Scan the following material for the string "noise" and copy each line in which it appears.
___ WORKING DATA ___
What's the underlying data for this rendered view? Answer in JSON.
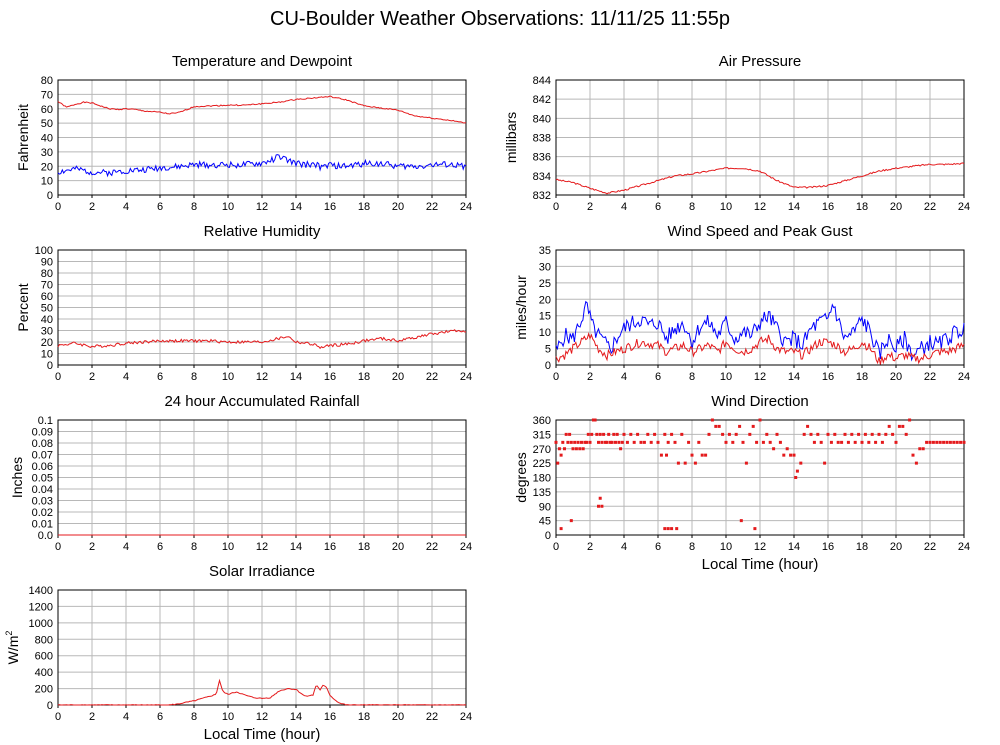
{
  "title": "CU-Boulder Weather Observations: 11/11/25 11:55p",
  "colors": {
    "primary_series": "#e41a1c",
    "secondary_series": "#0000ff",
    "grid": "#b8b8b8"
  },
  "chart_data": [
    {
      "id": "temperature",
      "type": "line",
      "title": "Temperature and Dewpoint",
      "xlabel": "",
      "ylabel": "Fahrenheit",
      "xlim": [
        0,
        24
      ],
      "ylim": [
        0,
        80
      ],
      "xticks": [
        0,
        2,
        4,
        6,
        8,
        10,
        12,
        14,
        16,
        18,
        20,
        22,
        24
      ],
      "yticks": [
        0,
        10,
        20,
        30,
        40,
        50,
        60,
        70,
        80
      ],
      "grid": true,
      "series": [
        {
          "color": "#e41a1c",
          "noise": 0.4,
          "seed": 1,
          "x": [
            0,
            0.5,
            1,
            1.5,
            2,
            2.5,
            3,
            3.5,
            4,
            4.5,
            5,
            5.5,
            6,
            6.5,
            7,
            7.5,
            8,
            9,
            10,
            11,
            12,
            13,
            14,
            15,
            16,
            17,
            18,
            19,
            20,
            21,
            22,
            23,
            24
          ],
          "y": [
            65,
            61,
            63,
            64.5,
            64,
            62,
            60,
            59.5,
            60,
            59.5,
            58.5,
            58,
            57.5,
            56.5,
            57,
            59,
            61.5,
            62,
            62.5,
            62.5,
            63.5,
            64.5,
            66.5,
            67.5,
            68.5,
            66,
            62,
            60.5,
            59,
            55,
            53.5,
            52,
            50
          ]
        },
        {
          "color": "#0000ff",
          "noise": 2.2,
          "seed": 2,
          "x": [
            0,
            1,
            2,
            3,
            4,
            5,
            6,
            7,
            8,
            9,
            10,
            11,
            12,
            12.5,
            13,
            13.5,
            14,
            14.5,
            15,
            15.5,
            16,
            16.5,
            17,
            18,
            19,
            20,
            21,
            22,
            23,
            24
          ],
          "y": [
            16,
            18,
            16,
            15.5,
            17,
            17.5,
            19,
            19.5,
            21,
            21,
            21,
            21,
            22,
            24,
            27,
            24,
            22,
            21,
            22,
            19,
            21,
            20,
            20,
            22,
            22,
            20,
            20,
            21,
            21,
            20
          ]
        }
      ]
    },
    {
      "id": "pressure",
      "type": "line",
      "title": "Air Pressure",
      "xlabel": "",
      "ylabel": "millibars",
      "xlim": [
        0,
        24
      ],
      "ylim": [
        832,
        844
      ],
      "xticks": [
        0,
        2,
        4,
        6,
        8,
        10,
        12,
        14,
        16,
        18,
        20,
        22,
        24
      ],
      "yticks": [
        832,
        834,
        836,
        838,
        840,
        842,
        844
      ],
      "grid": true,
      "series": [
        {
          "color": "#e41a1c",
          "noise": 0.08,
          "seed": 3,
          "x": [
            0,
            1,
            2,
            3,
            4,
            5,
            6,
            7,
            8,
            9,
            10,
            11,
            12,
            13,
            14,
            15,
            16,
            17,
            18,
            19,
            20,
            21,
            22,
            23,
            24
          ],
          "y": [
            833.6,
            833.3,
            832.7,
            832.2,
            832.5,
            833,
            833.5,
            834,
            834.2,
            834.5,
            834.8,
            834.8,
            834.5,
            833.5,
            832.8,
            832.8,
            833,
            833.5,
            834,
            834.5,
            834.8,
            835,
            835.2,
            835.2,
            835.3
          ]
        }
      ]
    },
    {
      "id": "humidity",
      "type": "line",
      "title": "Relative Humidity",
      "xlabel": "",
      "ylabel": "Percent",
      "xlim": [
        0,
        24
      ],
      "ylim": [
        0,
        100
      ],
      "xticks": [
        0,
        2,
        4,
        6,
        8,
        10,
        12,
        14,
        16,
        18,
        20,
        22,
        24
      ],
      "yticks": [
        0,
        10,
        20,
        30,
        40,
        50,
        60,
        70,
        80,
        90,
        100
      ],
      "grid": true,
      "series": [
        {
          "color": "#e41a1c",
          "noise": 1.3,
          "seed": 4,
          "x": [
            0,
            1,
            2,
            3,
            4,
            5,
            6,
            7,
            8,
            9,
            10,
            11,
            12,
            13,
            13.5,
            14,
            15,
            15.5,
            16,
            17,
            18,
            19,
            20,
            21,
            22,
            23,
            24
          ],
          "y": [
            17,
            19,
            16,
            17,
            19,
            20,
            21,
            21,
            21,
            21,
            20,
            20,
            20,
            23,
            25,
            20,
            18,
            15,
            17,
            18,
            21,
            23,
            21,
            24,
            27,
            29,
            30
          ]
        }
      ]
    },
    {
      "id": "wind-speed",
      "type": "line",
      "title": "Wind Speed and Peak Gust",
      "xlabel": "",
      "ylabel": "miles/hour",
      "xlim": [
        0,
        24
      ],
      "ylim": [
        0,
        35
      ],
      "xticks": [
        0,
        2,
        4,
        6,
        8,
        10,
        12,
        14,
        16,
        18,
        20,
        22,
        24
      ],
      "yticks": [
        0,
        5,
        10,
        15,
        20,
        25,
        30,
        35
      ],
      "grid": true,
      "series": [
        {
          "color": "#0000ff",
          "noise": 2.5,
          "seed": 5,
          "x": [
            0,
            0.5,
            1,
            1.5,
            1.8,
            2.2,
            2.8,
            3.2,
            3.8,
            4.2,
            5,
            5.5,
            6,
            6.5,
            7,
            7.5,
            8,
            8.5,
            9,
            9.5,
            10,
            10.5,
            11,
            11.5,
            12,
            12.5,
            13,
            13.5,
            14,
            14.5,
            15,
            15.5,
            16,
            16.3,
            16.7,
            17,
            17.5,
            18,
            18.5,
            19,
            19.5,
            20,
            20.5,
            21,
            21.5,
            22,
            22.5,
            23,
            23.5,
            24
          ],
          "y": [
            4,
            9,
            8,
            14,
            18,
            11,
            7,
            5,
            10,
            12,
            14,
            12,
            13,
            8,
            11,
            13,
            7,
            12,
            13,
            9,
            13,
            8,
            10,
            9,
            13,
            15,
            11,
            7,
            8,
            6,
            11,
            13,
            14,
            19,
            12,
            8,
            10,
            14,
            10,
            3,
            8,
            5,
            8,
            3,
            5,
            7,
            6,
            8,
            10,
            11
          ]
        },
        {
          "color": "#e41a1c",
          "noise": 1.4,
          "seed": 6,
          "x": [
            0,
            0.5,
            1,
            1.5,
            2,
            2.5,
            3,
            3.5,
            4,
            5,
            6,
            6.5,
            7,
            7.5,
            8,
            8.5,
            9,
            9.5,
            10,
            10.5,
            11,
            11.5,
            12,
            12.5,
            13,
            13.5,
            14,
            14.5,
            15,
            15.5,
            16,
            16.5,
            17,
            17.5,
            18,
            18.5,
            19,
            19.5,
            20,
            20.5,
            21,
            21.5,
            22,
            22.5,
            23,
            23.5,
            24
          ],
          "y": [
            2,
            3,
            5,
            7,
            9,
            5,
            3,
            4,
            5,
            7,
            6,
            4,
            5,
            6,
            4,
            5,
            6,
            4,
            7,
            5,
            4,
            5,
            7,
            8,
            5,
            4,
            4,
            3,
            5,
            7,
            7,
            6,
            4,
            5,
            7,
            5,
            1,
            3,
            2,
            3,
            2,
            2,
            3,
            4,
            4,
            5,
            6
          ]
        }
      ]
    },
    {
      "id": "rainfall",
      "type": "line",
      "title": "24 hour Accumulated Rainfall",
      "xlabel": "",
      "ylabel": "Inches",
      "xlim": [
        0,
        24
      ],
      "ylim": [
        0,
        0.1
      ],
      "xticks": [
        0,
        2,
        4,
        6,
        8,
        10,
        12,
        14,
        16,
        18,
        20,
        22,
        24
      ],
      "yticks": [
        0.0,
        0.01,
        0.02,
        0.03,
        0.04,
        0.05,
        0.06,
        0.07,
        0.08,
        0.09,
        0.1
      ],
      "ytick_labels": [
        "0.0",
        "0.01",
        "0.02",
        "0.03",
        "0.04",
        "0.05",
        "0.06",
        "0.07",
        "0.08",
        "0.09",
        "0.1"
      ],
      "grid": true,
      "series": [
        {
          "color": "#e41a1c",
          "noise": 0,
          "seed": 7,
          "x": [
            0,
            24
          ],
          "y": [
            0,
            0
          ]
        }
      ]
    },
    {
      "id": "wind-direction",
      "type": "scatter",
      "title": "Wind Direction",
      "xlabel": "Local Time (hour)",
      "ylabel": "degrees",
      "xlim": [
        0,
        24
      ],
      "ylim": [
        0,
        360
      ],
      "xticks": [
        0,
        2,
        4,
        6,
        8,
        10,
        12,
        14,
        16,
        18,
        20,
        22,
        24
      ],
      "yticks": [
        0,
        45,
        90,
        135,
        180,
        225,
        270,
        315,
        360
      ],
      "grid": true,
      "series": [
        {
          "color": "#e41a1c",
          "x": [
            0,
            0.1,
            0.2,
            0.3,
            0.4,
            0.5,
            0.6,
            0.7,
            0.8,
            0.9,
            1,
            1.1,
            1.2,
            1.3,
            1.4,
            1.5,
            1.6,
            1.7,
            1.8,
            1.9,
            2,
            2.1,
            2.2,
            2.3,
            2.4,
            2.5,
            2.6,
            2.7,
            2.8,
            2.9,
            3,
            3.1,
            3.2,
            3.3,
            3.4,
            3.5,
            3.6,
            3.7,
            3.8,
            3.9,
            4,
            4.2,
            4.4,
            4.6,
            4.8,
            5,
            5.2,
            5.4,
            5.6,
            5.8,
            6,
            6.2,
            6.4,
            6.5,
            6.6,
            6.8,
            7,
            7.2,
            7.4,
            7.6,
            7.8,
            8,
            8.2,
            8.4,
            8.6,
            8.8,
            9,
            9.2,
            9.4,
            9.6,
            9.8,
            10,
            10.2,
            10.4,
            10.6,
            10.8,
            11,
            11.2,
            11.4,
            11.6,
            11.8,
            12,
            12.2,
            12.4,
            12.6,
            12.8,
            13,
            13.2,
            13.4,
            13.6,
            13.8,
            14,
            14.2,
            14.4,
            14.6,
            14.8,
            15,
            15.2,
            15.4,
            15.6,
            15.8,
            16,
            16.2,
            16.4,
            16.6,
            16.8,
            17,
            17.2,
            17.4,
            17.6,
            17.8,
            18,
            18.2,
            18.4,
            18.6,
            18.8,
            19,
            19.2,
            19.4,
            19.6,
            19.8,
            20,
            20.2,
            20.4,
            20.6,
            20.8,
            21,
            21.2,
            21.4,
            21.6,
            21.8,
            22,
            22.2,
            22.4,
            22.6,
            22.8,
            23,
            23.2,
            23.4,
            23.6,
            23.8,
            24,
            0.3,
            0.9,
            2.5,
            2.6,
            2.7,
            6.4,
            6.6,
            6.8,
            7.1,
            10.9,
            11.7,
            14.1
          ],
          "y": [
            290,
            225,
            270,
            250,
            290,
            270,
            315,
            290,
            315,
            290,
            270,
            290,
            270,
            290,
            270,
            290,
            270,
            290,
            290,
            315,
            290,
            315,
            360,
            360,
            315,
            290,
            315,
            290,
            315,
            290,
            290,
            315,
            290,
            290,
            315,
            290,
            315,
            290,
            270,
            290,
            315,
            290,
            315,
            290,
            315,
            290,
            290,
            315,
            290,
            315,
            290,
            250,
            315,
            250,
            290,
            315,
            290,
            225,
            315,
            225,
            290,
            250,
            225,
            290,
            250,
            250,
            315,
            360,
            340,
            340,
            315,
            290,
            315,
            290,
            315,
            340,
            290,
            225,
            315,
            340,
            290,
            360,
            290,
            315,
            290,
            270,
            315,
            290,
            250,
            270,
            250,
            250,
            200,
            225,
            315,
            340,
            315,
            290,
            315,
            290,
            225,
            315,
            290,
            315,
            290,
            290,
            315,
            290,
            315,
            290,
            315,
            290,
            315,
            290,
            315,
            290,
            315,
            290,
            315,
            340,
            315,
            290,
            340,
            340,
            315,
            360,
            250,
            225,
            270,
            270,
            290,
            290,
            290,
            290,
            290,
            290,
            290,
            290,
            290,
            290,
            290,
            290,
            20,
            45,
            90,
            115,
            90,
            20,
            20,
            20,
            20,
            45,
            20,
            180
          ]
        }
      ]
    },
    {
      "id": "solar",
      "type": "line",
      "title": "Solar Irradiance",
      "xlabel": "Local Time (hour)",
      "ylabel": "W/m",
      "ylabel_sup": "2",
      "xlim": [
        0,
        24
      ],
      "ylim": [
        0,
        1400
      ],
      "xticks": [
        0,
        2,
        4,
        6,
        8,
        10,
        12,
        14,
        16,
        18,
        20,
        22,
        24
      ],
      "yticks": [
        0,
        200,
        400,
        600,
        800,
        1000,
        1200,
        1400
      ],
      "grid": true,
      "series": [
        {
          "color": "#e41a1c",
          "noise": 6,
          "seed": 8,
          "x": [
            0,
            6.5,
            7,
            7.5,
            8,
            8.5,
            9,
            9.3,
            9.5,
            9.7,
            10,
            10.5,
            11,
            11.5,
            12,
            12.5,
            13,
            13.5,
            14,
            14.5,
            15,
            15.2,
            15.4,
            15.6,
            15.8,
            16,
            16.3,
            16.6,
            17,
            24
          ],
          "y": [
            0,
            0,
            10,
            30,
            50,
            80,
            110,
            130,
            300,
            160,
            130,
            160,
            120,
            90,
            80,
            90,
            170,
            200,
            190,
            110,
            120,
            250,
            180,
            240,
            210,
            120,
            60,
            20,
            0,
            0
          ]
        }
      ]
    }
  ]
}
___
[RIGHT ANSWER]
          "noise": 0.4,
          "noise": 2.2,
          "noise": 0.08,
          "noise": 1.3,
          "noise": 2.5,
          "noise": 1.4,
          "noise": 0,
          "noise": 6,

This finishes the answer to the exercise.